Kutipan
%%

Seharusnya semakin rasional semakin sabar, semakin tenang, dan semakin berpikir jernih. Rasionalitas tidak sama dengan tergesa-gesa.
Ketiga, Ratna adalah korban sekaligus pelaku. Ia korban karena, fenomena hoaks sebenarnya seudah menjadi salah satu sistem yang berlaku lumrah di Indonesia dalam rangka meloloskan kepentingan tertentu.
Kebohongan yang adalah negatif dipakai untuk meloloskan suatu kepentingan politis yang adalah positif menimbulkan sebuah kontradiksi logis.
Tujuan tidak bisa membenarkan segala cara. Sebagai pelaku Ratna adalah satu dari sekian orang yang hidup dalam sistem yang mengafirmasi kebohongan sebagai sarana pencapaian tujuan.
Tetapi hebatnya Ratna berhasil keluar dari sistem itu dan menunjukan diri sebagai orang yang rasional dan orang yang nyata. Maka di suatu sisi Ratna adalah penipu sedangkan di sisi lain Ratna adalah orang bebas (bebas dari kungkungan sistem).

%%

Rumusan Soal A
Tulis ulang kata demi kata setiap baris pada entri di bawah ini.

Data Masukan

%%

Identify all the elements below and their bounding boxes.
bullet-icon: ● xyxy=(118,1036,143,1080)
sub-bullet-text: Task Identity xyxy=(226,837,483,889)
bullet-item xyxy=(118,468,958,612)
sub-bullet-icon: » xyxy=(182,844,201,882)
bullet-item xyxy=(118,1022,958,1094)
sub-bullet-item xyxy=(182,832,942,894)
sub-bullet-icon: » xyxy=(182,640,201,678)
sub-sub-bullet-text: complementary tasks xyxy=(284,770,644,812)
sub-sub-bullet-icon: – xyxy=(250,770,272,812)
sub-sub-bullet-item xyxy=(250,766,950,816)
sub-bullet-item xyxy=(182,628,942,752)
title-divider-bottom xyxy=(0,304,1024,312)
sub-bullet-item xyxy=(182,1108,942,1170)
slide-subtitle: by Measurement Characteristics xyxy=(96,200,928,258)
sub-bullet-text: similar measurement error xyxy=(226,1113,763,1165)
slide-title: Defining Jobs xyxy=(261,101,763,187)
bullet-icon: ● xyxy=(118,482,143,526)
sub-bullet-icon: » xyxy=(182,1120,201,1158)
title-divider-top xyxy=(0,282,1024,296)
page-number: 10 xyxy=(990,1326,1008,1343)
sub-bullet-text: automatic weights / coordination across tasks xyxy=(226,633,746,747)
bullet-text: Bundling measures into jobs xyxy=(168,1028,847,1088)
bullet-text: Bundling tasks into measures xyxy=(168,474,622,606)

%%

Rumusan Soal B
Menurut kutipan, apa yang tidak bisa dibenarkan oleh tujuan?

Jawaban Terurai A
Identify all the elements below and their bounding boxes.
bullet-icon: ● xyxy=(118,1036,143,1080)
sub-bullet-text: Task Identity xyxy=(226,837,483,889)
bullet-item xyxy=(118,468,958,612)
sub-bullet-icon: » xyxy=(182,844,201,882)
bullet-item xyxy=(118,1022,958,1094)
sub-bullet-item xyxy=(182,832,942,894)
sub-bullet-icon: » xyxy=(182,640,201,678)
sub-sub-bullet-text: complementary tasks xyxy=(284,770,644,812)
sub-sub-bullet-icon: – xyxy=(250,770,272,812)
sub-sub-bullet-item xyxy=(250,766,950,816)
sub-bullet-item xyxy=(182,628,942,752)
title-divider-bottom xyxy=(0,304,1024,312)
sub-bullet-item xyxy=(182,1108,942,1170)
slide-subtitle: by Measurement Characteristics xyxy=(96,200,928,258)
sub-bullet-text: similar measurement error xyxy=(226,1113,763,1165)
slide-title: Defining Jobs xyxy=(261,101,763,187)
bullet-icon: ● xyxy=(118,482,143,526)
sub-bullet-icon: » xyxy=(182,1120,201,1158)
title-divider-top xyxy=(0,282,1024,296)
page-number: 10 xyxy=(990,1326,1008,1343)
sub-bullet-text: automatic weights / coordination across tasks xyxy=(226,633,746,747)
bullet-text: Bundling measures into jobs xyxy=(168,1028,847,1088)
bullet-text: Bundling tasks into measures xyxy=(168,474,622,606)

Jawaban Terurai B
Segala cara.